__Task to carry out__. Write out each record below exactly as it appears, with no pictures.

━━━━━ Source records ━━━━━

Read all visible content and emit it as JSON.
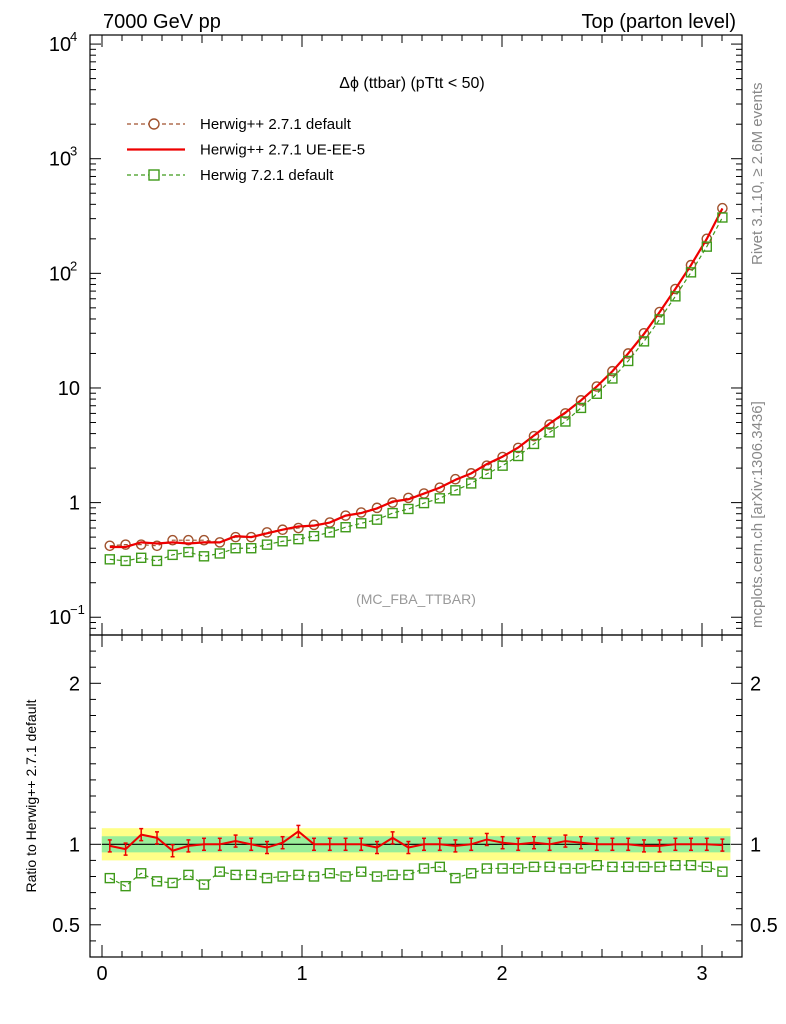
{
  "header": {
    "left": "7000 GeV pp",
    "right": "Top (parton level)"
  },
  "side_labels": {
    "rivet": "Rivet 3.1.10, ≥ 2.6M events",
    "mcplots": "mcplots.cern.ch [arXiv:1306.3436]"
  },
  "chart_data": [
    {
      "type": "line",
      "title": "Δϕ (ttbar) (pTtt < 50)",
      "watermark": "(MC_FBA_TTBAR)",
      "yscale": "log",
      "ylim": [
        0.07,
        12000
      ],
      "xlim": [
        -0.06,
        3.2
      ],
      "y_ticks": [
        {
          "value": 0.1,
          "label": "10",
          "exp": "−1"
        },
        {
          "value": 1,
          "label": "1",
          "exp": ""
        },
        {
          "value": 10,
          "label": "10",
          "exp": ""
        },
        {
          "value": 100,
          "label": "10",
          "exp": "2"
        },
        {
          "value": 1000,
          "label": "10",
          "exp": "3"
        },
        {
          "value": 10000,
          "label": "10",
          "exp": "4"
        }
      ],
      "legend_position": "top-left",
      "x": [
        0.039,
        0.118,
        0.196,
        0.275,
        0.353,
        0.432,
        0.51,
        0.589,
        0.668,
        0.746,
        0.825,
        0.903,
        0.982,
        1.06,
        1.139,
        1.218,
        1.296,
        1.375,
        1.453,
        1.532,
        1.61,
        1.689,
        1.767,
        1.846,
        1.924,
        2.003,
        2.081,
        2.16,
        2.238,
        2.317,
        2.395,
        2.474,
        2.552,
        2.631,
        2.71,
        2.788,
        2.867,
        2.945,
        3.024,
        3.102
      ],
      "series": [
        {
          "name": "Herwig++ 2.7.1 default",
          "color": "#a0522d",
          "style": "dashed-circle",
          "values": [
            0.42,
            0.43,
            0.43,
            0.42,
            0.47,
            0.47,
            0.47,
            0.45,
            0.5,
            0.5,
            0.55,
            0.58,
            0.6,
            0.64,
            0.67,
            0.77,
            0.82,
            0.9,
            1.0,
            1.1,
            1.2,
            1.35,
            1.6,
            1.8,
            2.1,
            2.5,
            3.0,
            3.8,
            4.8,
            6.0,
            7.8,
            10.3,
            14.0,
            20.0,
            30.0,
            46.0,
            73.0,
            118.0,
            200.0,
            370.0
          ]
        },
        {
          "name": "Herwig++ 2.7.1 UE-EE-5",
          "color": "#ee0000",
          "style": "solid",
          "values": [
            0.41,
            0.41,
            0.45,
            0.44,
            0.45,
            0.44,
            0.45,
            0.45,
            0.51,
            0.5,
            0.54,
            0.58,
            0.62,
            0.63,
            0.67,
            0.77,
            0.81,
            0.89,
            1.02,
            1.07,
            1.2,
            1.35,
            1.58,
            1.8,
            2.17,
            2.52,
            3.02,
            3.85,
            4.9,
            6.1,
            7.8,
            10.3,
            14.0,
            20.0,
            29.6,
            45.9,
            73.2,
            118.0,
            200.0,
            368.0
          ]
        },
        {
          "name": "Herwig 7.2.1 default",
          "color": "#3f9a1a",
          "style": "dashed-square",
          "values": [
            0.32,
            0.31,
            0.33,
            0.31,
            0.35,
            0.37,
            0.34,
            0.36,
            0.4,
            0.4,
            0.43,
            0.46,
            0.48,
            0.51,
            0.55,
            0.61,
            0.66,
            0.71,
            0.81,
            0.88,
            0.99,
            1.09,
            1.28,
            1.47,
            1.78,
            2.1,
            2.55,
            3.25,
            4.1,
            5.1,
            6.7,
            8.9,
            12.1,
            17.2,
            25.5,
            39.6,
            63.0,
            102.0,
            171.0,
            307.0
          ]
        }
      ]
    },
    {
      "type": "line",
      "ylabel": "Ratio to Herwig++ 2.7.1 default",
      "ylim": [
        0.3,
        2.3
      ],
      "xlim": [
        -0.06,
        3.2
      ],
      "x_ticks": [
        0,
        1,
        2,
        3
      ],
      "y_ticks": [
        0.5,
        1,
        2
      ],
      "band_inner": 0.05,
      "band_outer": 0.1,
      "series": [
        {
          "name": "Herwig++ 2.7.1 UE-EE-5",
          "color": "#ee0000",
          "values": [
            0.99,
            0.97,
            1.06,
            1.04,
            0.96,
            0.99,
            1.0,
            1.0,
            1.02,
            1.0,
            0.98,
            1.01,
            1.08,
            1.0,
            1.0,
            1.0,
            1.0,
            0.98,
            1.04,
            0.98,
            1.0,
            1.0,
            0.99,
            1.0,
            1.03,
            1.01,
            1.0,
            1.01,
            1.0,
            1.02,
            1.01,
            1.0,
            1.0,
            1.0,
            0.99,
            0.99,
            1.0,
            1.0,
            1.0,
            0.995
          ]
        },
        {
          "name": "Herwig 7.2.1 default",
          "color": "#3f9a1a",
          "values": [
            0.79,
            0.74,
            0.82,
            0.77,
            0.76,
            0.81,
            0.75,
            0.83,
            0.81,
            0.81,
            0.79,
            0.8,
            0.81,
            0.8,
            0.82,
            0.8,
            0.83,
            0.8,
            0.81,
            0.81,
            0.85,
            0.86,
            0.79,
            0.82,
            0.85,
            0.85,
            0.85,
            0.86,
            0.86,
            0.85,
            0.85,
            0.87,
            0.86,
            0.86,
            0.86,
            0.86,
            0.87,
            0.87,
            0.86,
            0.83
          ]
        }
      ]
    }
  ]
}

━━━━━

__Exercise result__.
Read all visible content and emit it as JSON.
{
  "header": {
    "left": "7000 GeV pp",
    "right": "Top (parton level)"
  },
  "side_labels": {
    "rivet": "Rivet 3.1.10, ≥ 2.6M events",
    "mcplots": "mcplots.cern.ch [arXiv:1306.3436]"
  },
  "chart_data": [
    {
      "type": "line",
      "title": "Δϕ (ttbar) (pTtt < 50)",
      "watermark": "(MC_FBA_TTBAR)",
      "yscale": "log",
      "ylim": [
        0.07,
        12000
      ],
      "xlim": [
        -0.06,
        3.2
      ],
      "y_ticks": [
        {
          "value": 0.1,
          "label": "10",
          "exp": "−1"
        },
        {
          "value": 1,
          "label": "1",
          "exp": ""
        },
        {
          "value": 10,
          "label": "10",
          "exp": ""
        },
        {
          "value": 100,
          "label": "10",
          "exp": "2"
        },
        {
          "value": 1000,
          "label": "10",
          "exp": "3"
        },
        {
          "value": 10000,
          "label": "10",
          "exp": "4"
        }
      ],
      "legend_position": "top-left",
      "x": [
        0.039,
        0.118,
        0.196,
        0.275,
        0.353,
        0.432,
        0.51,
        0.589,
        0.668,
        0.746,
        0.825,
        0.903,
        0.982,
        1.06,
        1.139,
        1.218,
        1.296,
        1.375,
        1.453,
        1.532,
        1.61,
        1.689,
        1.767,
        1.846,
        1.924,
        2.003,
        2.081,
        2.16,
        2.238,
        2.317,
        2.395,
        2.474,
        2.552,
        2.631,
        2.71,
        2.788,
        2.867,
        2.945,
        3.024,
        3.102
      ],
      "series": [
        {
          "name": "Herwig++ 2.7.1 default",
          "color": "#a0522d",
          "style": "dashed-circle",
          "values": [
            0.42,
            0.43,
            0.43,
            0.42,
            0.47,
            0.47,
            0.47,
            0.45,
            0.5,
            0.5,
            0.55,
            0.58,
            0.6,
            0.64,
            0.67,
            0.77,
            0.82,
            0.9,
            1.0,
            1.1,
            1.2,
            1.35,
            1.6,
            1.8,
            2.1,
            2.5,
            3.0,
            3.8,
            4.8,
            6.0,
            7.8,
            10.3,
            14.0,
            20.0,
            30.0,
            46.0,
            73.0,
            118.0,
            200.0,
            370.0
          ]
        },
        {
          "name": "Herwig++ 2.7.1 UE-EE-5",
          "color": "#ee0000",
          "style": "solid",
          "values": [
            0.41,
            0.41,
            0.45,
            0.44,
            0.45,
            0.44,
            0.45,
            0.45,
            0.51,
            0.5,
            0.54,
            0.58,
            0.62,
            0.63,
            0.67,
            0.77,
            0.81,
            0.89,
            1.02,
            1.07,
            1.2,
            1.35,
            1.58,
            1.8,
            2.17,
            2.52,
            3.02,
            3.85,
            4.9,
            6.1,
            7.8,
            10.3,
            14.0,
            20.0,
            29.6,
            45.9,
            73.2,
            118.0,
            200.0,
            368.0
          ]
        },
        {
          "name": "Herwig 7.2.1 default",
          "color": "#3f9a1a",
          "style": "dashed-square",
          "values": [
            0.32,
            0.31,
            0.33,
            0.31,
            0.35,
            0.37,
            0.34,
            0.36,
            0.4,
            0.4,
            0.43,
            0.46,
            0.48,
            0.51,
            0.55,
            0.61,
            0.66,
            0.71,
            0.81,
            0.88,
            0.99,
            1.09,
            1.28,
            1.47,
            1.78,
            2.1,
            2.55,
            3.25,
            4.1,
            5.1,
            6.7,
            8.9,
            12.1,
            17.2,
            25.5,
            39.6,
            63.0,
            102.0,
            171.0,
            307.0
          ]
        }
      ]
    },
    {
      "type": "line",
      "ylabel": "Ratio to Herwig++ 2.7.1 default",
      "ylim": [
        0.3,
        2.3
      ],
      "xlim": [
        -0.06,
        3.2
      ],
      "x_ticks": [
        0,
        1,
        2,
        3
      ],
      "y_ticks": [
        0.5,
        1,
        2
      ],
      "band_inner": 0.05,
      "band_outer": 0.1,
      "series": [
        {
          "name": "Herwig++ 2.7.1 UE-EE-5",
          "color": "#ee0000",
          "values": [
            0.99,
            0.97,
            1.06,
            1.04,
            0.96,
            0.99,
            1.0,
            1.0,
            1.02,
            1.0,
            0.98,
            1.01,
            1.08,
            1.0,
            1.0,
            1.0,
            1.0,
            0.98,
            1.04,
            0.98,
            1.0,
            1.0,
            0.99,
            1.0,
            1.03,
            1.01,
            1.0,
            1.01,
            1.0,
            1.02,
            1.01,
            1.0,
            1.0,
            1.0,
            0.99,
            0.99,
            1.0,
            1.0,
            1.0,
            0.995
          ]
        },
        {
          "name": "Herwig 7.2.1 default",
          "color": "#3f9a1a",
          "values": [
            0.79,
            0.74,
            0.82,
            0.77,
            0.76,
            0.81,
            0.75,
            0.83,
            0.81,
            0.81,
            0.79,
            0.8,
            0.81,
            0.8,
            0.82,
            0.8,
            0.83,
            0.8,
            0.81,
            0.81,
            0.85,
            0.86,
            0.79,
            0.82,
            0.85,
            0.85,
            0.85,
            0.86,
            0.86,
            0.85,
            0.85,
            0.87,
            0.86,
            0.86,
            0.86,
            0.86,
            0.87,
            0.87,
            0.86,
            0.83
          ]
        }
      ]
    }
  ]
}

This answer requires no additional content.